O ponto mais importante concerne petróleo e gás, particularmente os oleodutos/gasodutos. No início da Guerra na Síria, um gasoduto catari-turco, que levaria gás do Catar do campo de gás condensado irano-catari Pars sul/Domo norte aos mercados europeus com um duto que passaria pela Síria, foi proposto: o gasoduto proposto foi rejeitado por Damasco, com a Agence France-Presse afirmando que Assad se recusou a assinar o acordo do gasoduto para “proteger os interesses de seu aliado russo, que é o principal fornecedor de gás natural da Europa” (Antonopoulos e Cottle, 2017: 90). Porém, do mesmo campo de gás, mas na porção controlada pelo Irã, a Síria foi receptiva à construção do Gasoduto Islâmico no período pós-guerra, com o gasoduto passando pelo Iraque, Síria e rumo à Europa. O correspondente da Asia times, Pepe Escobar, afirmou que “O gasoduto Irã-Iraque-Síria – se chegar a ser construído – solidificaria um eixo predominantemente xiita com um cordão umbilical econômico de aço” (Escobar, 2010). Um eixo composto por Irã, Iraque e Síria não se dá por identidade religiosa, como já foi enfatizado, mas por necessidades econômicas e geopolíticas.

A Guerra na Síria apresenta uma oportunidade para os EUA destruírem a proposta do Gasoduto Islâmico ao derrubarem o pró-iraniano Assad em Damasco, o que isolaria Teerã ainda mais. Isso é especialmente verdadeiro na medida em que a Síria é o único Estado árabe aliado ao Irã. Não obstante, não é apenas a energia iraniana que está sendo comprometida por causa da dificuldade em ter gás e petróleo iranianos alcançando mercados europeus por causa do caos na Síria e no Iraque, mas também a energia síria sendo explorada por Israel.

A descoberta de petróleo nas Colinas de Golã, ocupadas por Israel, serve como uma razão importante para que a Síria seja alvo das potências imperialistas. A empresa Genie Energy recebeu direitos exclusivos para a exploração e perfuração deste petróleo. O Conselho Diretor da Genie Energy inclui o 46º vice-presidente dos EUA, Dick Cheney; o ex-chefe da CIA, e presidente da Fundação para Defesa das Democracias, James Woolsey; Jacob Lord Rothschild da dinastia bancária londrina e o magnata midiático Rupert Murdoch (Genie Oil Gas, 2017).

□ □ □ □

== TAREFAS ==
1. Nas linhas de dados abaixo, devolva sem alterações aquelas que vão da linha que contém "right-para-4: The following" até a linha que contém "right-para-3: Press *", incluindo ambas.
2. Dê continuidade ao texto sobre petróleo, gás e a Guerra na Síria, começando logo após a última frase apresentada.

== DADOS BRUTOS ==

□ □ □ □

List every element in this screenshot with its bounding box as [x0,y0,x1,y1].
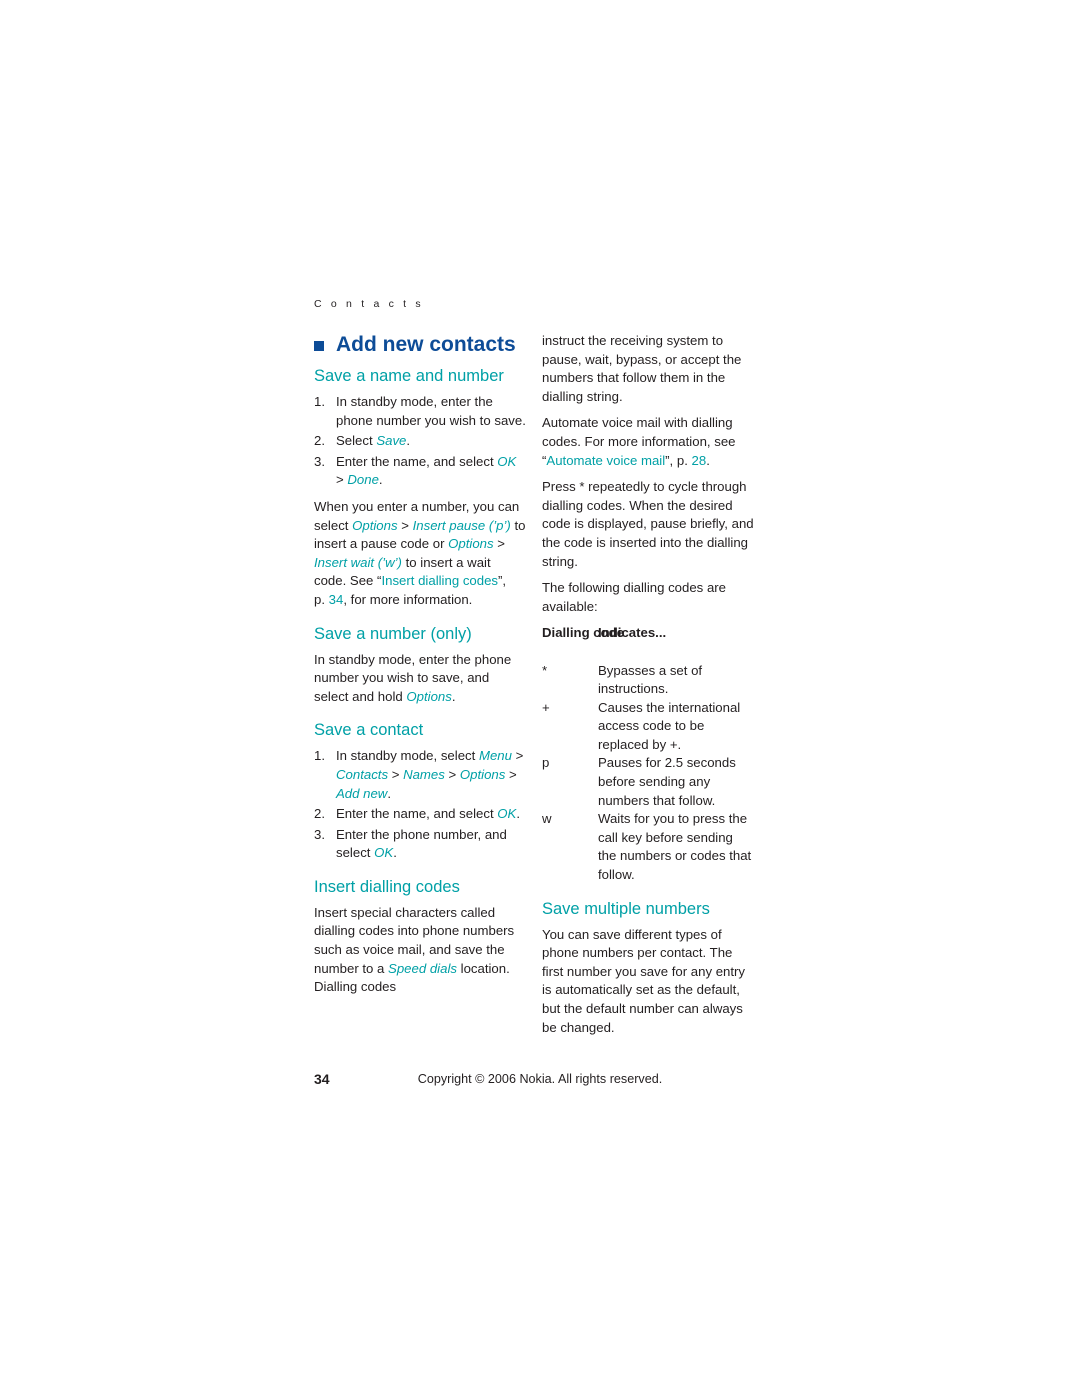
right-para-4: The following dialling codes are availab… [542,580,727,614]
step-number: 1. [314,394,325,409]
table-row: * Bypasses a set of instructions. [542,662,754,699]
subsection-insert-dialling-codes-title: Insert dialling codes [314,877,460,896]
right-para-3: Press * repeatedly to cycle through dial… [542,479,754,569]
step-number: 3. [314,826,325,842]
ui-term: Options [406,688,452,704]
ui-term: Options [459,766,506,782]
table-cell-meaning: Bypasses a set of instructions. [598,662,703,697]
ui-term: Speed dials [388,960,457,976]
step-text: Enter the phone number, and select OK. [336,826,507,861]
step-text: In standby mode, enter the phone number … [336,394,526,428]
save-number-only-para: In standby mode, enter the phone number … [314,651,512,704]
table-cell-code: * [542,662,548,678]
dialling-codes-table: Dialling code Indicates... * Bypasses a … [542,624,754,884]
list-item: 3. Enter the name, and select OK > Done. [314,453,526,490]
cross-reference-link[interactable]: Automate voice mail [546,453,665,468]
right-column: instruct the receiving system to pause, … [542,332,754,1045]
step-text: In standby mode, select Menu > Contacts … [336,748,524,801]
right-para-1: instruct the receiving system to pause, … [542,333,742,404]
copyright-notice: Copyright © 2006 Nokia. All rights reser… [417,1072,663,1086]
step-number: 2. [314,806,325,822]
table-row: w Waits for you to press the call key be… [542,810,754,884]
ui-term: Insert wait (’w’) [314,554,402,570]
table-row: + Causes the international access code t… [542,699,754,755]
list-item: 1. In standby mode, enter the phone numbe… [314,393,526,430]
ui-term: OK [497,453,517,469]
table-cell-meaning: Causes the international access code to … [598,699,741,752]
list-item: 2. Select Save. [314,432,526,451]
ui-term: Menu [478,748,512,764]
save-name-number-steps: 1. In standby mode, enter the phone numbe… [314,393,526,490]
ui-term: OK [497,806,517,822]
step-text: Enter the name, and select OK > Done. [336,453,517,488]
subsection-save-contact-title: Save a contact [314,721,424,740]
table-cell-meaning: Pauses for 2.5 seconds before sending an… [598,755,736,808]
ui-term: Options [352,517,398,533]
list-item: 1. In standby mode, select Menu > Contact… [314,747,526,803]
table-header-row: Dialling code Indicates... [542,624,754,643]
ui-term: Add new [336,785,388,801]
subsection-save-multiple-numbers-title: Save multiple numbers [542,899,710,918]
ui-term: Done [347,472,379,488]
ui-term: Names [403,766,445,782]
left-column: Add new contacts Save a name and number … [314,332,526,1005]
table-row: p Pauses for 2.5 seconds before sending … [542,754,754,810]
cross-reference-page-link[interactable]: 28 [692,453,707,468]
save-name-number-note: When you enter a number, you can select … [314,498,526,607]
cross-reference-page-link[interactable]: 34 [329,592,344,607]
subsection-save-number-only-title: Save a number (only) [314,624,472,643]
section-title: Add new contacts [314,332,526,358]
section-title-text: Add new contacts [336,333,516,356]
list-item: 2. Enter the name, and select OK. [314,805,526,824]
right-para-2: Automate voice mail with dialling codes.… [542,415,736,468]
step-text: Enter the name, and select OK. [336,806,521,822]
save-contact-steps: 1. In standby mode, select Menu > Contact… [314,747,526,863]
document-page: C o n t a c t s Add new contacts Save a … [0,0,1080,1397]
ui-term: Contacts [336,766,389,782]
running-head: C o n t a c t s [314,298,424,310]
subsection-save-name-number-title: Save a name and number [314,367,504,385]
step-number: 3. [314,453,325,469]
table-cell-code: p [542,755,550,771]
step-number: 1. [314,748,325,764]
step-number: 2. [314,433,325,449]
ui-term: Insert pause (’p’) [412,517,511,533]
table-cell-meaning: Waits for you to press the call key befo… [598,811,752,883]
square-bullet-icon [314,341,324,351]
table-header-code: Dialling code [542,625,625,641]
cross-reference-link[interactable]: Insert dialling codes [381,573,498,588]
ui-term: OK [374,845,394,861]
table-cell-code: + [542,699,550,715]
table-cell-code: w [542,811,552,827]
step-text: Select Save. [336,433,411,449]
ui-term: Options [448,536,494,552]
right-para-5: You can save different types of phone nu… [542,926,746,1035]
ui-term: Save [376,433,407,449]
insert-dialling-codes-para: Insert special characters called diallin… [314,904,515,995]
list-item: 3. Enter the phone number, and select OK. [314,826,526,863]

□ □ □ □

== RESPOSTAS ==
1.
right-para-4: The following dialling codes are availab… [542,580,727,614]
step-number: 1. [314,394,325,409]
table-row: * Bypasses a set of instructions. [542,662,754,699]
subsection-insert-dialling-codes-title: Insert dialling codes [314,877,460,896]
right-para-3: Press * repeatedly to cycle through dial… [542,479,754,569]

2.
É por causa de considerações energéticas e de segurança que Israel apoia as ambições imperialistas americanas na destruição do Estado sírio. As Colinas de Golã, que possuem uma população indígena de 20 mil drusos sírios, estão agora sendo numericamente superados por aproximadamente 25 mil colonos israelenses (Baker, 2017). Apesar da ONU e de Washington não terem reconhecido o controle israelense sobre as Colinas de Golã, a extração de recursos sírios serve não só para fortalecer os interesses capitalistas americanos e israelenses, mas também enfraquece a Síria na medida em que ela perde renda que poderia ser utilizada para o fortalecimento estatal ou para pagar sua dívida externa cada vez maior no período pós-guerra que se aproxima. O Eixo da Resistência representa a única ameaça real ao Estado israelense e, portanto, a longa guerra contra a Síria tem o potencial de enfraquecer a coalizão.

Apesar de Israel não ter se engajado em um ataque frontal direto contra a Síria, ele faz o bastante para atacar sistematicamente o Hezbollah e preservar forças jihadistas que combatem o Exército Sírio perto das Colinas de Golã. O Ministro da Defesa de Israel afirmou em 2015 que “(…) a nível estratégico, em outras palavras, nós não estamos intervindo em benefício de quem quer que seja” (Fishman, 2015). Israel enxerga a longa guerra contra a Síria como algo benéfica para si.

Com Washington classificando Irã e Síria como parte do “Eixo do Mal”, e o Hezbollah designado como uma organização terrorista, fica cada vez mais claro que a política externa americana no Oriente Médio está estrategicamente dirigida para isolar e cercar completamente o Irã (Segell, 2005: 166). Porém, diferentemente das suas invasões no Afeganistão e no Iraque, nas fronteiras oriental e ocidental do Irã, respectivamente, os EUA tentaram expandir sua rede neocolonial através de guerra de proxy e financiando secretamente organizações terroristas.

O respeitado acadêmico de esquerda Michael Parenti afirma que uma “Terceiromundização” dos EUA já começou (Parente, 1995). O que se quer dizer efetivamente com isso é que tem havido uma aceleração do empobrecimento da sociedade civil por causa do interesse de Washington em servir corporações transnacionais. Parente afirma que o império militar global americano é impulsionado pela ideia de garantir a expansão de capital. Com isso explicado, o não-alinhamento sírio com os EUA limitou a expansão do capital americano no país, fazendo dele, assim, um alvo direto do imperialismo americano.

Deste modo, os principais motivos pelos quais a Síria é alvo do Império Americano são sua ideologia antissionista e a resistência em permitir influência americana no país. É somente por causa do desejo americano de controlar o fluxo de gás e petróleo do Oriente Médio que a destruição do Estado sírio se tornou um imperativo, permitindo que corporações ocidentais controlem o petróleo sírio e que oleodutos/gasodutos de países pró-americanos passem livremente pela região.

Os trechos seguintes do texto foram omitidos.